**Written problem**
List every line in this data where the string "icon" occurs.

**Records for this exercise**
....

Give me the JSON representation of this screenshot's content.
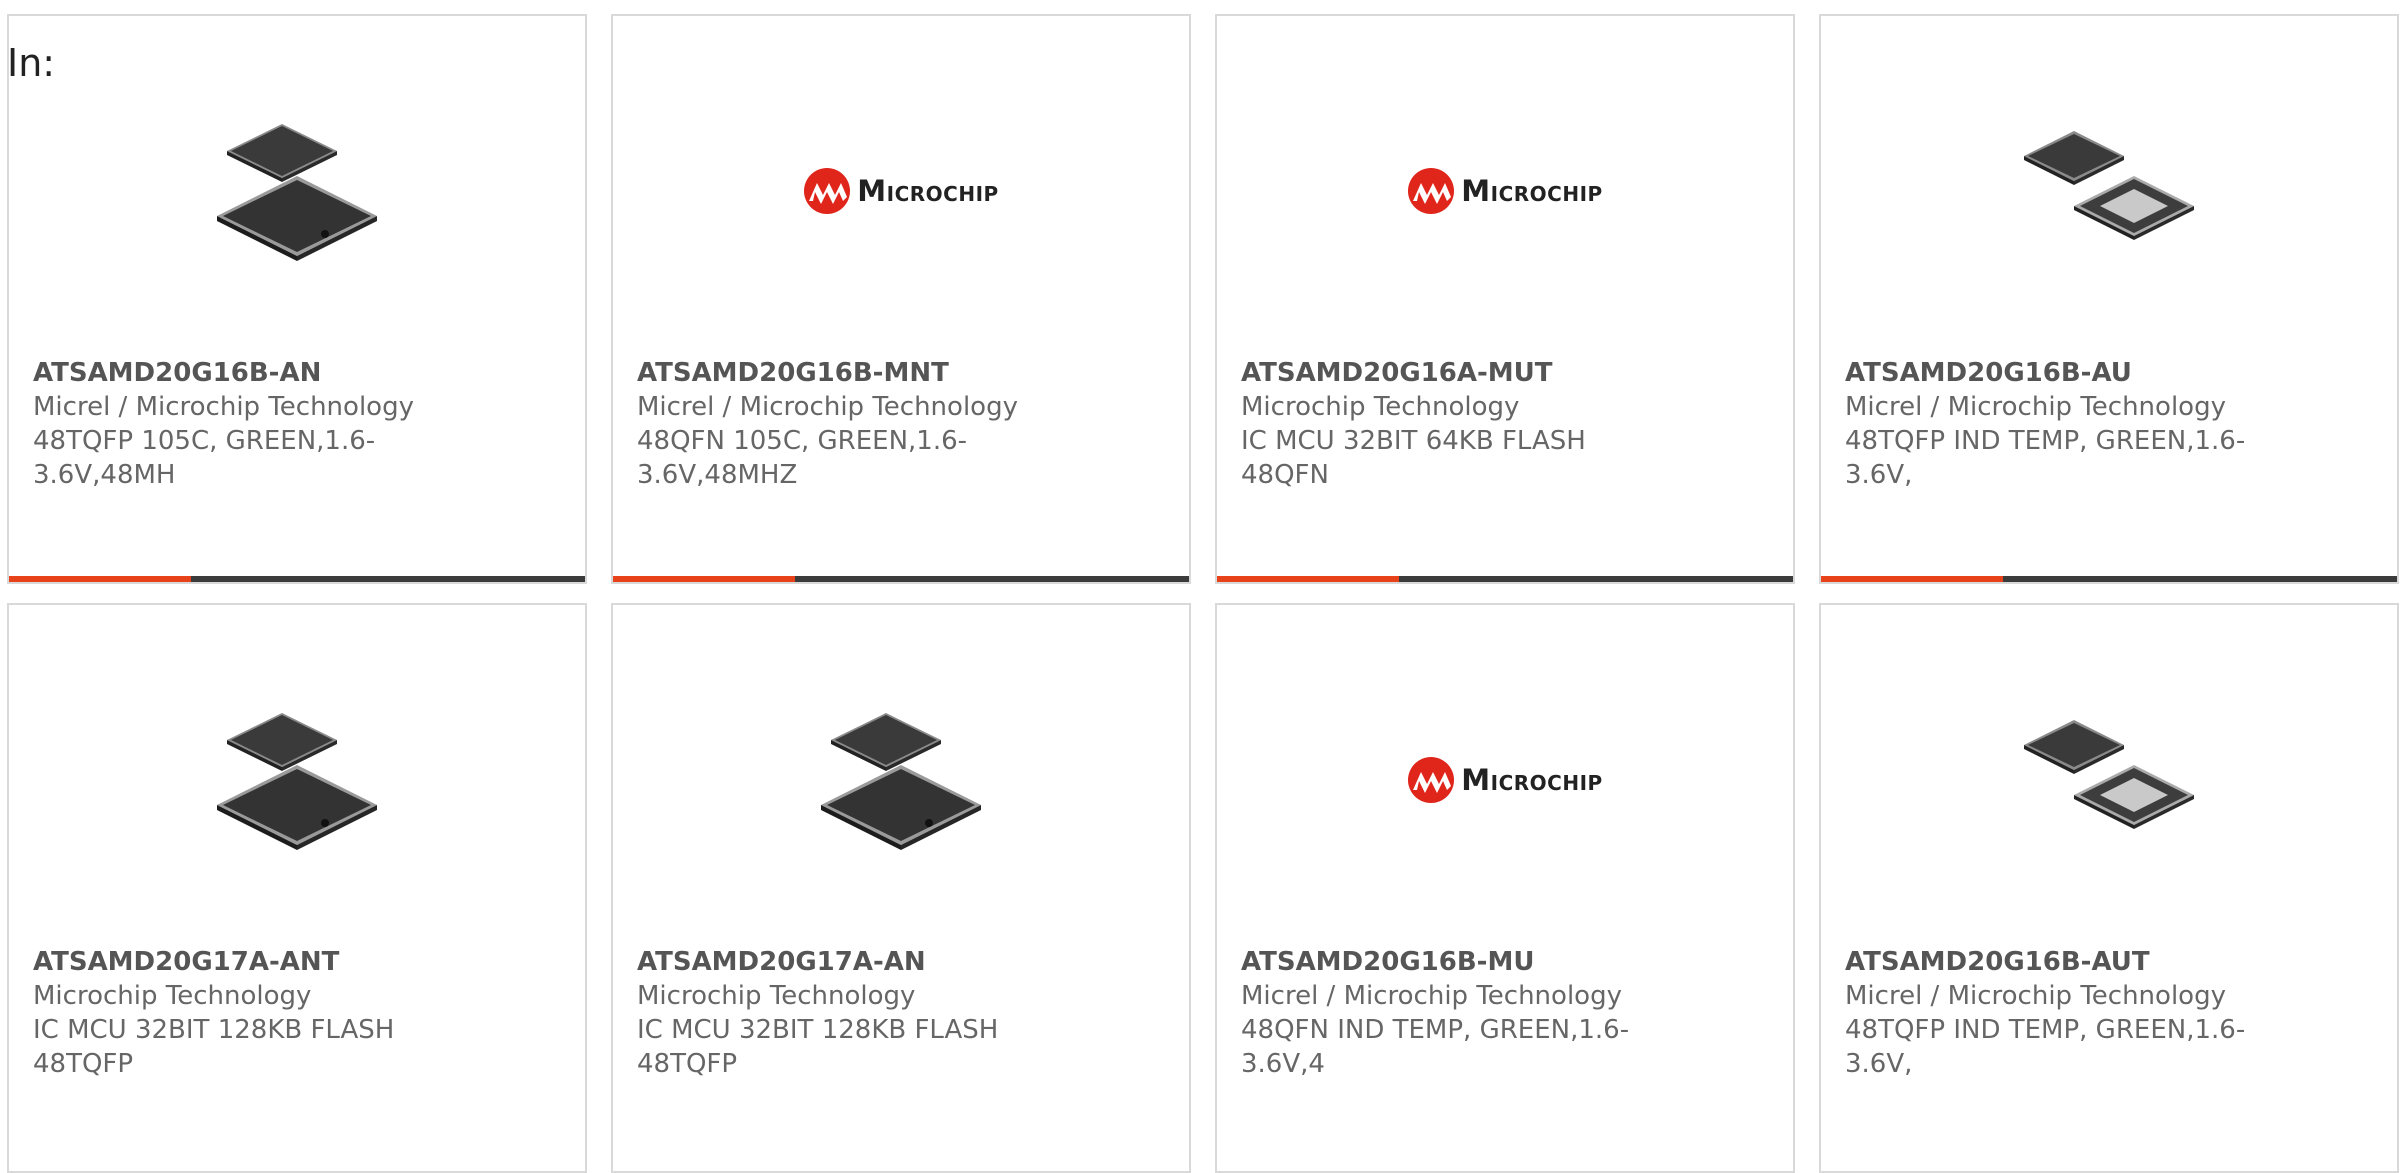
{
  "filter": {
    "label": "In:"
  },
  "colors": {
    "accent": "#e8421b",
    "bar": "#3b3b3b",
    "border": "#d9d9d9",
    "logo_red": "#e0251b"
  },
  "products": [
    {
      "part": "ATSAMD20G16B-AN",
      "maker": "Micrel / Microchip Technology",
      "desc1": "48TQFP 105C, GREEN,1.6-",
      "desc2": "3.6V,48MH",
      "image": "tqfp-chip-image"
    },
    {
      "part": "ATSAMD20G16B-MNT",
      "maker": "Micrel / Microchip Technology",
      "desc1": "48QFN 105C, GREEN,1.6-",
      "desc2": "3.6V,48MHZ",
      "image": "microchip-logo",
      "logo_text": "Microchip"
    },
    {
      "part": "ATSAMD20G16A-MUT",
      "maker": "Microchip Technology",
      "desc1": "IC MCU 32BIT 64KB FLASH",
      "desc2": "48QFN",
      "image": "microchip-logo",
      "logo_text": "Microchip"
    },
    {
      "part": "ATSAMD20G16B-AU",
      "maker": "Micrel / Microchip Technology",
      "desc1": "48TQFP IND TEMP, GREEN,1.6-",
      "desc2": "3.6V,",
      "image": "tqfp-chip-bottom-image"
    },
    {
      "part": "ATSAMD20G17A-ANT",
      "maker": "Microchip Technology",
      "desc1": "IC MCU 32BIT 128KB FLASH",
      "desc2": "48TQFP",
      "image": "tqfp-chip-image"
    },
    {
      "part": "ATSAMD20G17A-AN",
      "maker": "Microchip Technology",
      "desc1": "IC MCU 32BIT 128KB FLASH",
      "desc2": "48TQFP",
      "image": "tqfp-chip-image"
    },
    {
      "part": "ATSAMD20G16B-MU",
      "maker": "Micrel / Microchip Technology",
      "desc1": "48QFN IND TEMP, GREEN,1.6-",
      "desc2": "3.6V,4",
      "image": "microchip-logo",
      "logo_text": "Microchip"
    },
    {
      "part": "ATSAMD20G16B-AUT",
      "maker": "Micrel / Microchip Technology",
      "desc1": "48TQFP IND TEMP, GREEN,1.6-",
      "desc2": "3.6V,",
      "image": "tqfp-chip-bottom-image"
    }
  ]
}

....

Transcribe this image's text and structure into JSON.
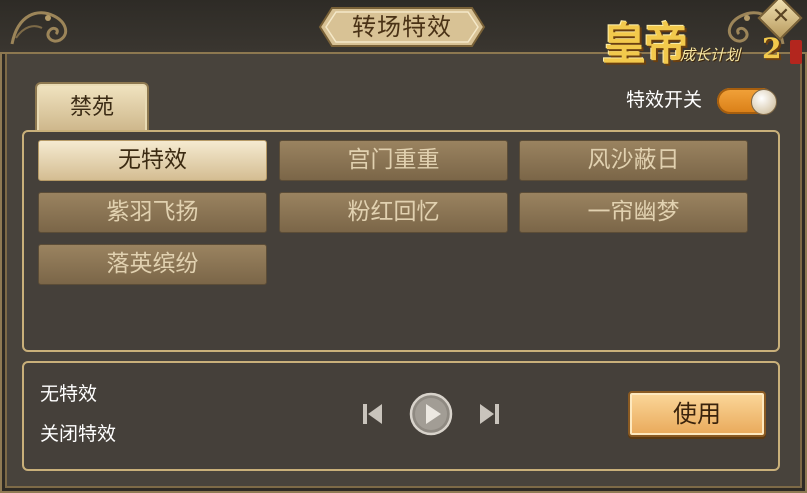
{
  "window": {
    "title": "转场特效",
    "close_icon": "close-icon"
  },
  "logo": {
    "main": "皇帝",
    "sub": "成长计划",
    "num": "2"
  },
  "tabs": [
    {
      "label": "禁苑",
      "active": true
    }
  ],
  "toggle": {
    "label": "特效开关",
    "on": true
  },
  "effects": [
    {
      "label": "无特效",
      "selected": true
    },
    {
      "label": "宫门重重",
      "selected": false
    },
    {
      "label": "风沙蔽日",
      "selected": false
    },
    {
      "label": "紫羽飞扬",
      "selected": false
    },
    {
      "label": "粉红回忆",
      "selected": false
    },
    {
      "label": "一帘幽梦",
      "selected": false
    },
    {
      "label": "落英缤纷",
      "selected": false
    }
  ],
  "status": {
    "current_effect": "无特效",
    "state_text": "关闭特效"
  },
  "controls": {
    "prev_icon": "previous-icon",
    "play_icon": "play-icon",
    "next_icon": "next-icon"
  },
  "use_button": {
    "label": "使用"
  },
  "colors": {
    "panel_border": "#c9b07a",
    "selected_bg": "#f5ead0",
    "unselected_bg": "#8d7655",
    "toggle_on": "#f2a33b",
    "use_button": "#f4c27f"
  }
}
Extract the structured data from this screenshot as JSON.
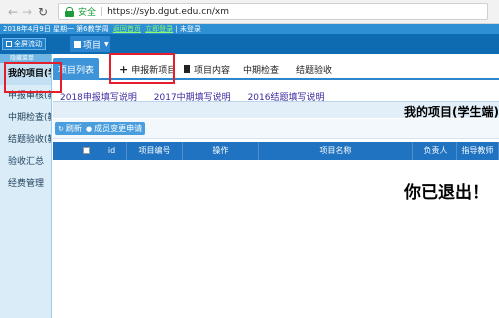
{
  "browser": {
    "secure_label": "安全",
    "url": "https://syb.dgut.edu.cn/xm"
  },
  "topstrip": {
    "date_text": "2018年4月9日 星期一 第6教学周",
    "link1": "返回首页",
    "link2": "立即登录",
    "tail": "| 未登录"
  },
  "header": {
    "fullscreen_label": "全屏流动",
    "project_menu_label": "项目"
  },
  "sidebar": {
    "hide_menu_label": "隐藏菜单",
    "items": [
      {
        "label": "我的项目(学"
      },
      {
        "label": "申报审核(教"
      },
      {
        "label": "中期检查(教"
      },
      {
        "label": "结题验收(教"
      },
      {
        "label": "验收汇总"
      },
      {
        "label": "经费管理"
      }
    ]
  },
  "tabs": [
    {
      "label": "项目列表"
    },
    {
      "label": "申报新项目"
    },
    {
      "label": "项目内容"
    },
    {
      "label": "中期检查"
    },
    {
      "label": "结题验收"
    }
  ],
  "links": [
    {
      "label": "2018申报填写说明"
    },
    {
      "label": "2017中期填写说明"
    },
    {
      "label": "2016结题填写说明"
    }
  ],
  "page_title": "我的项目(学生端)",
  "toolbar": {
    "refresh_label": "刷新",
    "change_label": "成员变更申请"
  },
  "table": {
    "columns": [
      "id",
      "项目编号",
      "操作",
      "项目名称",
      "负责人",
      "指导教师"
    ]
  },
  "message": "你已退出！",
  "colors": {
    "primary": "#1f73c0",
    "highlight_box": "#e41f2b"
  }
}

....

**Response to the exercise**
    "close_icon": "close-icon"
    "prev_icon": "previous-icon",
    "play_icon": "play-icon",
    "next_icon": "next-icon"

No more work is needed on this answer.